───── Data lines ─────

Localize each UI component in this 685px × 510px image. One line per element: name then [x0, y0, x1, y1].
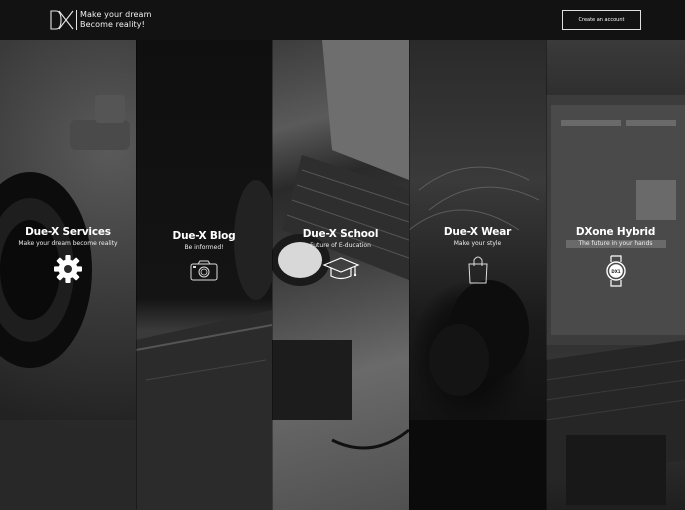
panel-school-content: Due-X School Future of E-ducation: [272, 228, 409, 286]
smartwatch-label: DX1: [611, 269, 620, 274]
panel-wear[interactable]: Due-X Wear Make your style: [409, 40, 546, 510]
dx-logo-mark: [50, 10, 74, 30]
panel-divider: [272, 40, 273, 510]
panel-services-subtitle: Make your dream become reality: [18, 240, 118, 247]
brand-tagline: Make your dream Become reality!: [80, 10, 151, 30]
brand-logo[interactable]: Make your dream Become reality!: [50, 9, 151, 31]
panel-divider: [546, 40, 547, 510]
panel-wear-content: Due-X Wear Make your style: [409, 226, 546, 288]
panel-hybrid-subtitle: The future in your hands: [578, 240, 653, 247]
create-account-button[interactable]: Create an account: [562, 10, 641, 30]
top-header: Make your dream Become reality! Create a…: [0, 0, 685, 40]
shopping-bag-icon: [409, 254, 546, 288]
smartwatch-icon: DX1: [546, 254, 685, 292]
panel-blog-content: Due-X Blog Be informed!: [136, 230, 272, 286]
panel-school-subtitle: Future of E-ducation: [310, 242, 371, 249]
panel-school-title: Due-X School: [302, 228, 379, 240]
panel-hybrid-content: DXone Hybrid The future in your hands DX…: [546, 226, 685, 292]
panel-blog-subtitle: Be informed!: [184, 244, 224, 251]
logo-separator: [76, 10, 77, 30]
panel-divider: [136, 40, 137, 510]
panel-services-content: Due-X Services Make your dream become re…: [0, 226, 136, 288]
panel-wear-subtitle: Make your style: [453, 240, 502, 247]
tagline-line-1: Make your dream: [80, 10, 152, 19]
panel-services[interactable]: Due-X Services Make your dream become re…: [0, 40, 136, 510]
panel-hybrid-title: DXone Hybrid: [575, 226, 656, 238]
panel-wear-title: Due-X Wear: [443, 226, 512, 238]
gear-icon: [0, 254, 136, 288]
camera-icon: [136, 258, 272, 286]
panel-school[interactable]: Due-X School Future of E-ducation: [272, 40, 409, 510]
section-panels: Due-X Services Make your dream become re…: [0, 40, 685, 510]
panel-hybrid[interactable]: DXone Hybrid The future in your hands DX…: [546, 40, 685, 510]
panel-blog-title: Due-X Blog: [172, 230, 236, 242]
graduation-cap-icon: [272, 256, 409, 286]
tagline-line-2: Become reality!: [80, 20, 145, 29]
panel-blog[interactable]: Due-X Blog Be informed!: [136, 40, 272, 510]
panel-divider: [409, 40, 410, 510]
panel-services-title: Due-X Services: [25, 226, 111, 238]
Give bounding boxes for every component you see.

─────
───── Data lines ─────

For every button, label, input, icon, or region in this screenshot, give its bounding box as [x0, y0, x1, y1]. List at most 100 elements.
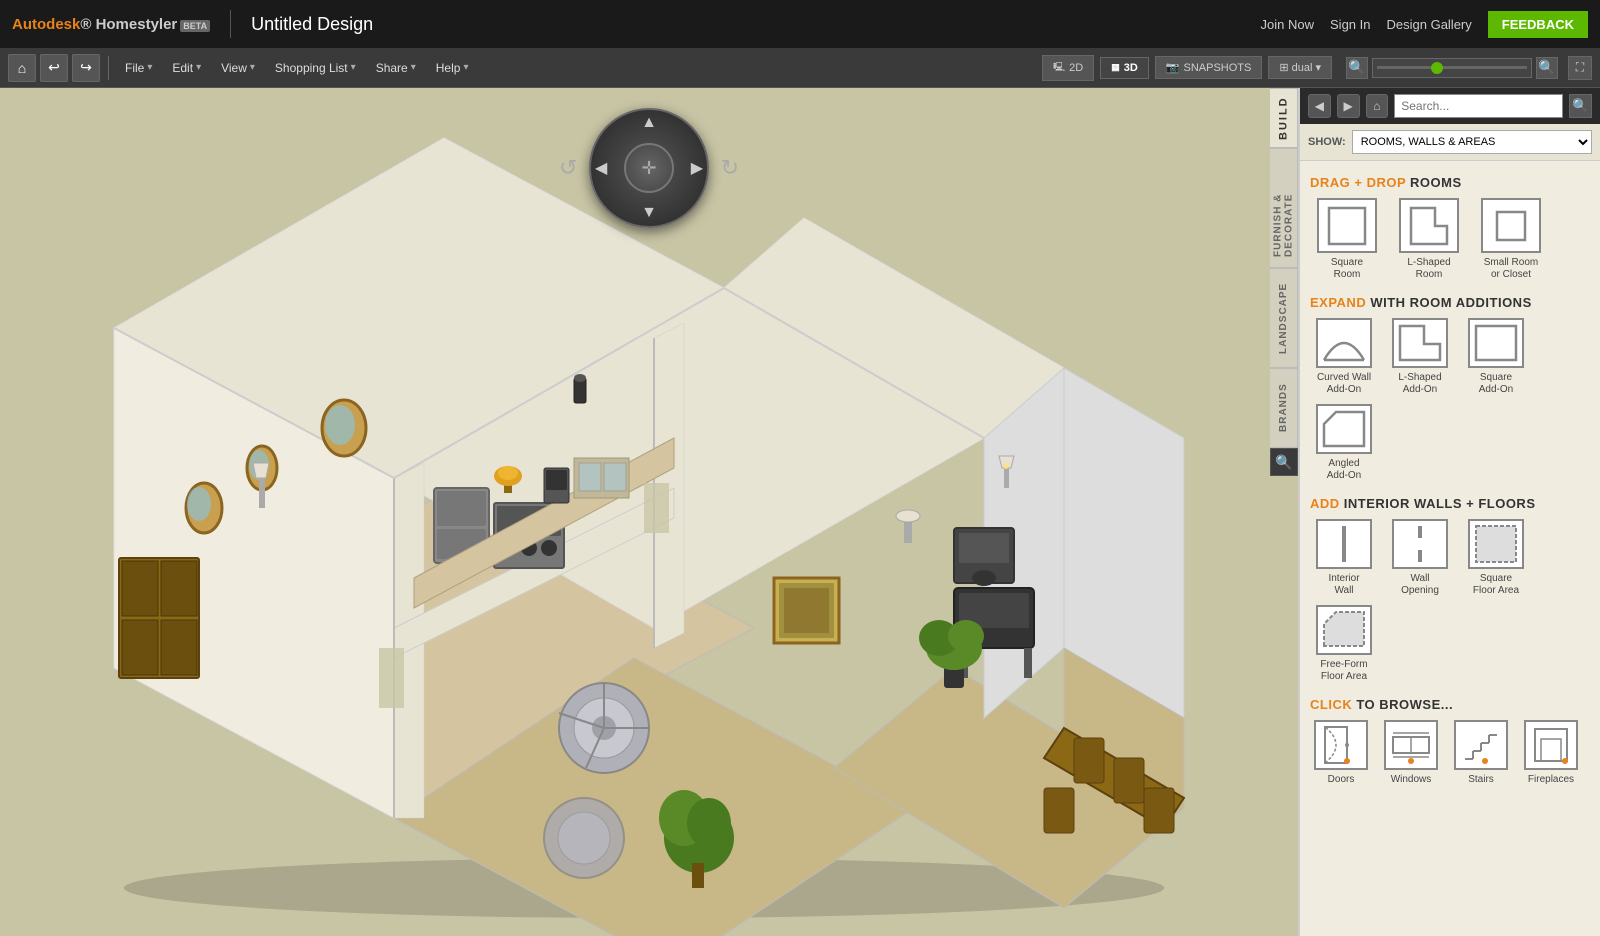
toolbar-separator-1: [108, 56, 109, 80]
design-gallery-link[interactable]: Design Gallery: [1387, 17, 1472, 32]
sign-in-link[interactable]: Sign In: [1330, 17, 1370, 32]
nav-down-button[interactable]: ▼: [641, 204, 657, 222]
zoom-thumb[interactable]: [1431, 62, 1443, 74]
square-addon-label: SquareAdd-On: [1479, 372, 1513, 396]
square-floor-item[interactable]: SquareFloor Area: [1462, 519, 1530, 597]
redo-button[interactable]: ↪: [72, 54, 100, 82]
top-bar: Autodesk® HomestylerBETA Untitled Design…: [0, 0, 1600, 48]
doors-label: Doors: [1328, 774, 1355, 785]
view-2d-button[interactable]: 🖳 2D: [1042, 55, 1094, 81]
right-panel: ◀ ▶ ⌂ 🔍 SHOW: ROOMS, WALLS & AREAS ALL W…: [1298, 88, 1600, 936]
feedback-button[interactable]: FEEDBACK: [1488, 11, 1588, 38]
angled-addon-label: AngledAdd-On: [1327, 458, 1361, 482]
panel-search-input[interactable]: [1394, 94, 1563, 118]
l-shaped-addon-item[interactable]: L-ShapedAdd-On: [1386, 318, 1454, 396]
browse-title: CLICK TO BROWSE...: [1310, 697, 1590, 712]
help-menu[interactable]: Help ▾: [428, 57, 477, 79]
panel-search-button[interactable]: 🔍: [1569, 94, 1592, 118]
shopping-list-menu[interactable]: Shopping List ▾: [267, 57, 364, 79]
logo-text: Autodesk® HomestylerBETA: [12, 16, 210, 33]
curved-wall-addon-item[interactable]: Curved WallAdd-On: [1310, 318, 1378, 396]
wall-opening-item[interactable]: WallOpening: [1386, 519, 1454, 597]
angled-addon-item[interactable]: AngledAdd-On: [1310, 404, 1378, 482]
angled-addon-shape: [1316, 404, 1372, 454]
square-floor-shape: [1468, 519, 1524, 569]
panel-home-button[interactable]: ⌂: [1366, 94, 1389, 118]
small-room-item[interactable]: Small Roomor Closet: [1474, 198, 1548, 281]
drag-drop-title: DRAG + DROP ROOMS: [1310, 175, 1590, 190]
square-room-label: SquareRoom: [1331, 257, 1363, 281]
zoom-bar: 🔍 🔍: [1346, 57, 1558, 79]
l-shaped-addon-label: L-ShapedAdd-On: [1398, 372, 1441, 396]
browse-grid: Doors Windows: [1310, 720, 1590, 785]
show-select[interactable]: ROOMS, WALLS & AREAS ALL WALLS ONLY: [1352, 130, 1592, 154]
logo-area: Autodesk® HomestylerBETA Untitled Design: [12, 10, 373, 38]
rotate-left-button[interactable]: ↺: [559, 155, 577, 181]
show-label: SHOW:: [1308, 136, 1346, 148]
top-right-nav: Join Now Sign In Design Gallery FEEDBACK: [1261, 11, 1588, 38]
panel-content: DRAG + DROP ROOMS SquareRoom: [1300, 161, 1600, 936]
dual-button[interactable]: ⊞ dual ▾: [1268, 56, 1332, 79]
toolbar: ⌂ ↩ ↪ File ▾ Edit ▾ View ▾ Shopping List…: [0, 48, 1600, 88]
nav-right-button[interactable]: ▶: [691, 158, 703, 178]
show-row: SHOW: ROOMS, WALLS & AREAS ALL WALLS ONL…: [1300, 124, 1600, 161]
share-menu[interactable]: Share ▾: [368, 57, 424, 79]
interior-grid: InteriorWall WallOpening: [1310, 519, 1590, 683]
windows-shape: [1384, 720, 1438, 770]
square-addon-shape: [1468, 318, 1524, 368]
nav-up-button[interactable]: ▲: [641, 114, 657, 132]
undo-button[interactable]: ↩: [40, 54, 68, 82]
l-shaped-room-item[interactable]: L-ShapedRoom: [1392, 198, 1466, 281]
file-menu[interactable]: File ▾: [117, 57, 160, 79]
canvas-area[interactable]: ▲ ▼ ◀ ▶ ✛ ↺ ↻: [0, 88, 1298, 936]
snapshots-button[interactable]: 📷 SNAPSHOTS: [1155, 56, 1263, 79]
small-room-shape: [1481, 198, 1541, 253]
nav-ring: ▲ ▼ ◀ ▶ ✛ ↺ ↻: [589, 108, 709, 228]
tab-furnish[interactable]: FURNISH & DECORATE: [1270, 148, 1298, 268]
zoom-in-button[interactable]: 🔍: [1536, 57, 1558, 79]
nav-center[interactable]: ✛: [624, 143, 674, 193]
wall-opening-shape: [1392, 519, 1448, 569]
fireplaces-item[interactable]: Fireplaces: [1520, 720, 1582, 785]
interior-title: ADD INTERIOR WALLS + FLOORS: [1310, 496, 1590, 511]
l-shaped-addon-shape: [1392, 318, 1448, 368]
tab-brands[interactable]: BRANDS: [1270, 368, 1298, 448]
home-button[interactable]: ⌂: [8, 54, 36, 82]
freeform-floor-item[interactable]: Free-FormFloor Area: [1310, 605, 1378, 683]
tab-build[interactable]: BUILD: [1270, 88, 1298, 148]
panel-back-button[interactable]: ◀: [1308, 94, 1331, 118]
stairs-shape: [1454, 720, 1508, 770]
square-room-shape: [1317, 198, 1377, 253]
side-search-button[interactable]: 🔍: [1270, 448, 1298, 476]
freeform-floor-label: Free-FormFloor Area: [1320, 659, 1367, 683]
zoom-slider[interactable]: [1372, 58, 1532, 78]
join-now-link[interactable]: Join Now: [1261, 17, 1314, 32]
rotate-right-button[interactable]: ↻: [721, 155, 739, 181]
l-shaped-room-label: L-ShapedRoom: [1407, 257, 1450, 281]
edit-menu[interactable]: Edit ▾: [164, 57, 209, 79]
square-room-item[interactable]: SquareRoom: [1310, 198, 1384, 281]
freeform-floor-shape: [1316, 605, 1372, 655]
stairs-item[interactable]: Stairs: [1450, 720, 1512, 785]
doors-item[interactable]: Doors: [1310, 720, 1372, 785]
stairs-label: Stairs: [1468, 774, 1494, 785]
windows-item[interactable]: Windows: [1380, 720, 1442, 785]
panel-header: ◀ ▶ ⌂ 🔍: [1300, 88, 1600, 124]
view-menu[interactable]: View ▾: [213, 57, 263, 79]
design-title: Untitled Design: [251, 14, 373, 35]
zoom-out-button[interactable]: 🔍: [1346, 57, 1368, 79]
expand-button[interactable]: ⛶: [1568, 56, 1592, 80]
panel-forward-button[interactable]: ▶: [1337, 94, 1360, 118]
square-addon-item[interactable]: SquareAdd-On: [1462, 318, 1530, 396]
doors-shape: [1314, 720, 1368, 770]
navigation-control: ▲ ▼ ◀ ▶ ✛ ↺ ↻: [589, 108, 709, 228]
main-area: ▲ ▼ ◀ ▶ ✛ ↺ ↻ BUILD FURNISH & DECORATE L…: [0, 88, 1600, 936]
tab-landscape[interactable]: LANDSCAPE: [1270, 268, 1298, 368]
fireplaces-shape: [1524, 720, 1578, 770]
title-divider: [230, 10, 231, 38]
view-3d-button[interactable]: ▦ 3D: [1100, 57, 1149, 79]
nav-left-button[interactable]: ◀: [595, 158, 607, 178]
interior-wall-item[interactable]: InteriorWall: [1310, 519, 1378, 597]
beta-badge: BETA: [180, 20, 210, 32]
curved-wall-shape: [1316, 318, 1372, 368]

─────

Job
Please extract each line of the data above that contains the string "Design". Case counts.

Answer to this exercise
design-gallery-link[interactable]: Design Gallery: [1387, 17, 1472, 32]
top-bar: Autodesk® HomestylerBETA Untitled Design…: [0, 0, 1600, 48]
logo-area: Autodesk® HomestylerBETA Untitled Design: [12, 10, 373, 38]
top-right-nav: Join Now Sign In Design Gallery FEEDBACK: [1261, 11, 1588, 38]
design-title: Untitled Design: [251, 14, 373, 35]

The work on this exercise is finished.